• The exercise:
Where a line contains the string "title", copy that line.
-- START Provided records --
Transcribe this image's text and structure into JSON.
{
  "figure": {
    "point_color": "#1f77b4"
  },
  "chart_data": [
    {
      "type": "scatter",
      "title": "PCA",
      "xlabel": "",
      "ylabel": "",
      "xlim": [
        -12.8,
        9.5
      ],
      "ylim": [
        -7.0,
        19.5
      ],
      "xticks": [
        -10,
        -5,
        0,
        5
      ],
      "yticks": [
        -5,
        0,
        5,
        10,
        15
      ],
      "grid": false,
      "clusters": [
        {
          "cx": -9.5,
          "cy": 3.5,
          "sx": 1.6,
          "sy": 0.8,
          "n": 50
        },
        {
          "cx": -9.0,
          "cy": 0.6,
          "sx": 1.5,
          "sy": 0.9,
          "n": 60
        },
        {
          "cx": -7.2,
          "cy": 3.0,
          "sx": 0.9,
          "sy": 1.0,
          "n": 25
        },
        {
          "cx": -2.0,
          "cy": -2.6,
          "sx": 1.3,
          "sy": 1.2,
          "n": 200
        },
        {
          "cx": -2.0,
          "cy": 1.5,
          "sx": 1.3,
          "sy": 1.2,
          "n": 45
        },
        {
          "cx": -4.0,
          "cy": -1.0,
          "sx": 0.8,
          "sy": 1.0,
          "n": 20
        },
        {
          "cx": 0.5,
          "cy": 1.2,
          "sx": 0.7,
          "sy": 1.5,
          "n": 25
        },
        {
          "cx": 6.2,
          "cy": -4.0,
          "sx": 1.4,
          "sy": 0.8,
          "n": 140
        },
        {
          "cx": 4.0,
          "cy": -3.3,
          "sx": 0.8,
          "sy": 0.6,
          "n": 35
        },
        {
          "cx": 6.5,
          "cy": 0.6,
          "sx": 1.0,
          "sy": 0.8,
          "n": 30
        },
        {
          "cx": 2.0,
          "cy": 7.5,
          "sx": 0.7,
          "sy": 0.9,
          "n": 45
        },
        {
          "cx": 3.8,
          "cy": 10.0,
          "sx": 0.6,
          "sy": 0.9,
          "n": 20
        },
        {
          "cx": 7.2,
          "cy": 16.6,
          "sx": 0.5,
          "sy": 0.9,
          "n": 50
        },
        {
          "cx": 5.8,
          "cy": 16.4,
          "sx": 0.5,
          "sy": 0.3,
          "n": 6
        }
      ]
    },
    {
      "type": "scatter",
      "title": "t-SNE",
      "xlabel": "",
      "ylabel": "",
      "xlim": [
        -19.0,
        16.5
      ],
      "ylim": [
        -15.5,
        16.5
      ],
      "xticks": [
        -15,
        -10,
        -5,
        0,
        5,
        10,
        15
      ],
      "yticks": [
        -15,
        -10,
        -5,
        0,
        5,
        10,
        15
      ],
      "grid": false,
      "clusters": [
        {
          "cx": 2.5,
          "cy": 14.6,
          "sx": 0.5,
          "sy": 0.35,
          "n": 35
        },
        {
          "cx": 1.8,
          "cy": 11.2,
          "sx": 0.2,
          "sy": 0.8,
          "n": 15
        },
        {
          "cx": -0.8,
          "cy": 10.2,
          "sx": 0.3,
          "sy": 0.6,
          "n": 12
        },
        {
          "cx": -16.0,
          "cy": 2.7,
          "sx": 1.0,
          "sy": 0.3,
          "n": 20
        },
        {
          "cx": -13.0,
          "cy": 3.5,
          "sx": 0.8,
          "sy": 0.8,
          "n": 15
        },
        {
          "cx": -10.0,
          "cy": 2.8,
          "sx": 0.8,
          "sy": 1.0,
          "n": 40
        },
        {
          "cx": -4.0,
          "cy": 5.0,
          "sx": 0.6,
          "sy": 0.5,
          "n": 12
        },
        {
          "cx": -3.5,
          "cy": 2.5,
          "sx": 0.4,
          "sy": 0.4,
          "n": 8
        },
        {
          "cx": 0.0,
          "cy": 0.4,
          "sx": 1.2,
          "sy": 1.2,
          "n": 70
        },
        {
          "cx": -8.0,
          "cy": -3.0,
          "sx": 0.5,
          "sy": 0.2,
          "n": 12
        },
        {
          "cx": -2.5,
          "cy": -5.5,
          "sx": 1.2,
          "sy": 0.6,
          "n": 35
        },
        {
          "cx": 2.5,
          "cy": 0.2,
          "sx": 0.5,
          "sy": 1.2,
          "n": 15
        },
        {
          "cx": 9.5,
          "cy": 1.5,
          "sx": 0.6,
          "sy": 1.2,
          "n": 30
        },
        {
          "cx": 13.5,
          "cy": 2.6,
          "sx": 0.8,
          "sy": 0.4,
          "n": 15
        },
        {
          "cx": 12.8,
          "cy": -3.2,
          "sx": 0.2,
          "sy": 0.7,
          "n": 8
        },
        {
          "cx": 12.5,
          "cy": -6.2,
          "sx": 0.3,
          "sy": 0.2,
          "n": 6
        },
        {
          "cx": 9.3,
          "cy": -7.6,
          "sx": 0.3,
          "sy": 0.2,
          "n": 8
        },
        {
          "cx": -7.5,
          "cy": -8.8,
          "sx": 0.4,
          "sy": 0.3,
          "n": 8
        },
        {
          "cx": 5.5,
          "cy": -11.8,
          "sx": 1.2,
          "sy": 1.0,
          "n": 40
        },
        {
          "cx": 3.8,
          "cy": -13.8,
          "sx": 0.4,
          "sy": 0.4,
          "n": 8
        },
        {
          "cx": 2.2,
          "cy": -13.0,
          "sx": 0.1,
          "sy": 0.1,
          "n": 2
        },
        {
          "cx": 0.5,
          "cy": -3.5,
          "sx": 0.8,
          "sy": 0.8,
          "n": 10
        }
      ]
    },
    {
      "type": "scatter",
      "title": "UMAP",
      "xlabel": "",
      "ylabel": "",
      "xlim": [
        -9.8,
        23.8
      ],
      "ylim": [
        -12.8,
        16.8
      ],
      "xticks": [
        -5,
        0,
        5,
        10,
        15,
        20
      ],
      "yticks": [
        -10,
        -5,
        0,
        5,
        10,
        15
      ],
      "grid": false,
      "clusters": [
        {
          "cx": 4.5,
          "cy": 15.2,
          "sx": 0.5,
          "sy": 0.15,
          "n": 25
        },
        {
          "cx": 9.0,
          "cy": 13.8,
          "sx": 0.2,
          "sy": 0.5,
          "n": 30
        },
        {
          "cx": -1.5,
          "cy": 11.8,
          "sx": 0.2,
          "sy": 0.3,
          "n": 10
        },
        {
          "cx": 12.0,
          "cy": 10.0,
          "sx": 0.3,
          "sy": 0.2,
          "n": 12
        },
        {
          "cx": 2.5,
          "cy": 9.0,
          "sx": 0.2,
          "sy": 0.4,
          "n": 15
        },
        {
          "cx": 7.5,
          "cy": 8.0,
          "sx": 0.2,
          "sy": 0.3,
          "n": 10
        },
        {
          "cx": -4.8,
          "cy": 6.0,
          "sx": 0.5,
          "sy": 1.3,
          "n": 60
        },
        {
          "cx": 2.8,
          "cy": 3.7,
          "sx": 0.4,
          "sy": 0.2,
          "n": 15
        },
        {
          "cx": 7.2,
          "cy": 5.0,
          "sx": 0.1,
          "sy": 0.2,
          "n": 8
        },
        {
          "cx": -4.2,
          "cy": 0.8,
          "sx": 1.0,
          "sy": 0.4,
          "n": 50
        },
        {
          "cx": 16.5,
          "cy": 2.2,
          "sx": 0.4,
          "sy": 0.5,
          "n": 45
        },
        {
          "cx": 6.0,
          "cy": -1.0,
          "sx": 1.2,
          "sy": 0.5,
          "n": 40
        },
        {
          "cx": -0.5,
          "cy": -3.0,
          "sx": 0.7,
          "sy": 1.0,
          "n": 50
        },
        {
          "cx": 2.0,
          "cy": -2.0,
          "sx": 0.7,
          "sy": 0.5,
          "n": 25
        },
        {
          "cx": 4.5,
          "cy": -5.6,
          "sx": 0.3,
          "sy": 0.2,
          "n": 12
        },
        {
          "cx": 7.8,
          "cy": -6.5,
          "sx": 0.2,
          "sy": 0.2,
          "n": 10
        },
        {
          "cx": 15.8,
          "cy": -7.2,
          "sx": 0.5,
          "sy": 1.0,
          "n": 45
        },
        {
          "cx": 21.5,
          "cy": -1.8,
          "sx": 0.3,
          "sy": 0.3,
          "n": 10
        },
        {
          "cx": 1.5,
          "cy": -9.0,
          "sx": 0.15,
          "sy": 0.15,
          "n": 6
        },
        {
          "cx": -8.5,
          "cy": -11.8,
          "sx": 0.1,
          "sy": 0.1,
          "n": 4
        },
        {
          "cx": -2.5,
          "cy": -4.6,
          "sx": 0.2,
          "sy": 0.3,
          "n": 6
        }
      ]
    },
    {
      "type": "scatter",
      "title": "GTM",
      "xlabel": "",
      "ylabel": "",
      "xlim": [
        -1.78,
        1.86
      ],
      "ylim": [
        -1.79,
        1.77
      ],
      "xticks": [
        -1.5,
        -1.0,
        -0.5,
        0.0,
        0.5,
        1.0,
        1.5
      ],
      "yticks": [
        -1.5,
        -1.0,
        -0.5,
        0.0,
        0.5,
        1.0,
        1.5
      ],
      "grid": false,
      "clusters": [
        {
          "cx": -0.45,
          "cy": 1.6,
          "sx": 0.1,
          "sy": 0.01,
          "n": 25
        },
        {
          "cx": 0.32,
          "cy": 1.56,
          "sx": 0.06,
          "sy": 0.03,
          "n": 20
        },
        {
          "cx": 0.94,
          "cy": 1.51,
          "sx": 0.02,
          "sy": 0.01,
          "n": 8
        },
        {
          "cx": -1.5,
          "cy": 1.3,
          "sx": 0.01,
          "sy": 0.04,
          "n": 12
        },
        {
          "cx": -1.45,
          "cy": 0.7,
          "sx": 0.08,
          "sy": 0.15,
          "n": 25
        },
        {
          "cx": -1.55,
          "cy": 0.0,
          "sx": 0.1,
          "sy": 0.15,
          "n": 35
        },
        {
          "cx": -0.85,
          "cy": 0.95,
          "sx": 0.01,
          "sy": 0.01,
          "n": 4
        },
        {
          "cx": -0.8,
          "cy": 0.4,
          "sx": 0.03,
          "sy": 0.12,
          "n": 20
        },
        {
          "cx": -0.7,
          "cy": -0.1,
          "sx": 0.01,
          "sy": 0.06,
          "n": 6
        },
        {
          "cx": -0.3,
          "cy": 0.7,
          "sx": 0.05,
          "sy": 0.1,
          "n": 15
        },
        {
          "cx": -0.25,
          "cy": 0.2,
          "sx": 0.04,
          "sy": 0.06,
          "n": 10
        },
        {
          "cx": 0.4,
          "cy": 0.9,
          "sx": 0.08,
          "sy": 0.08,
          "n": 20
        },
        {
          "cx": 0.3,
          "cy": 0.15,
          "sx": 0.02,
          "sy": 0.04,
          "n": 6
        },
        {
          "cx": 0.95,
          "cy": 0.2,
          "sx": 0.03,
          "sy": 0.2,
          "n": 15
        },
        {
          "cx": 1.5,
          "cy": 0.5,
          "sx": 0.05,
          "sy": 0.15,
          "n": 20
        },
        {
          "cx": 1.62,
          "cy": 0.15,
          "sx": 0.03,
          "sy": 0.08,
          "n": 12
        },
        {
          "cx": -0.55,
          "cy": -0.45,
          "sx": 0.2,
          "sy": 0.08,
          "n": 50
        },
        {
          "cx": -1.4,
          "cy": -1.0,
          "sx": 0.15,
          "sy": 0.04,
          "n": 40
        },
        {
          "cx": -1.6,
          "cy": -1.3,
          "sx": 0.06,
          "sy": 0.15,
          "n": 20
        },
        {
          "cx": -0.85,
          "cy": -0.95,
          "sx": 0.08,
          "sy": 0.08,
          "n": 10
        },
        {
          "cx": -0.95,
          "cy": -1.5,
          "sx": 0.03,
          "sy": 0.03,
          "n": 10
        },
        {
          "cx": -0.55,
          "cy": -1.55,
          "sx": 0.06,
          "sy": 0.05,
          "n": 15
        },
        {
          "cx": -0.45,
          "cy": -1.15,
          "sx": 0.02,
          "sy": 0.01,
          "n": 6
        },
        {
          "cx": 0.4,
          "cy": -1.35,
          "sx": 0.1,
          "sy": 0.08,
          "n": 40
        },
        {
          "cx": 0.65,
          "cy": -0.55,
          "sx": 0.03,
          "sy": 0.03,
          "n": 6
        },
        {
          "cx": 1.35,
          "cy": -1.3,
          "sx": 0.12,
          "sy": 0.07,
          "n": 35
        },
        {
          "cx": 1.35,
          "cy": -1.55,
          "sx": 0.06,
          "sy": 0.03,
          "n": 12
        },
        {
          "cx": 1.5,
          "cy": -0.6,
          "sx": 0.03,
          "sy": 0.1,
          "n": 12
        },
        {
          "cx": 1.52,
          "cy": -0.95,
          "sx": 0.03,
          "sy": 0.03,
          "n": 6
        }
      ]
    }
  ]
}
-- END Provided records --
• Task solution:
      "title": "PCA",
      "title": "t-SNE",
      "title": "UMAP",
      "title": "GTM",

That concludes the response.